» **SET PROBLEM**
Extract each line of the data and write it out again exactly.

_ _ _

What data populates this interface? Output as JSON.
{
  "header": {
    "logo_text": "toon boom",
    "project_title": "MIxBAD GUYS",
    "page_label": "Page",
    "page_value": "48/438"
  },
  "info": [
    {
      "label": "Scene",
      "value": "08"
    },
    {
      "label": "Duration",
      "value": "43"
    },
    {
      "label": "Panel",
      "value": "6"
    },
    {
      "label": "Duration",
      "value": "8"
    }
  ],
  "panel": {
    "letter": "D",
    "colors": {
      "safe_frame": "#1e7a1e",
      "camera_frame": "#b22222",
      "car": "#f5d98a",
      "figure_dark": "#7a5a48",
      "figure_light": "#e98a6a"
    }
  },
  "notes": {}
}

_ _ _

» **PROBLEM SOLUTION**
What data populates this interface? Output as JSON.
{
  "header": {
    "logo_text": "toon boom",
    "project_title": "MIxBAD GUYS",
    "page_label": "Page",
    "page_value": "48/438"
  },
  "info": [
    {
      "label": "Scene",
      "value": "08"
    },
    {
      "label": "Duration",
      "value": "43"
    },
    {
      "label": "Panel",
      "value": "6"
    },
    {
      "label": "Duration",
      "value": "8"
    }
  ],
  "panel": {
    "letter": "D",
    "colors": {
      "safe_frame": "#1e7a1e",
      "camera_frame": "#b22222",
      "car": "#f5d98a",
      "figure_dark": "#7a5a48",
      "figure_light": "#e98a6a"
    }
  },
  "notes": {}
}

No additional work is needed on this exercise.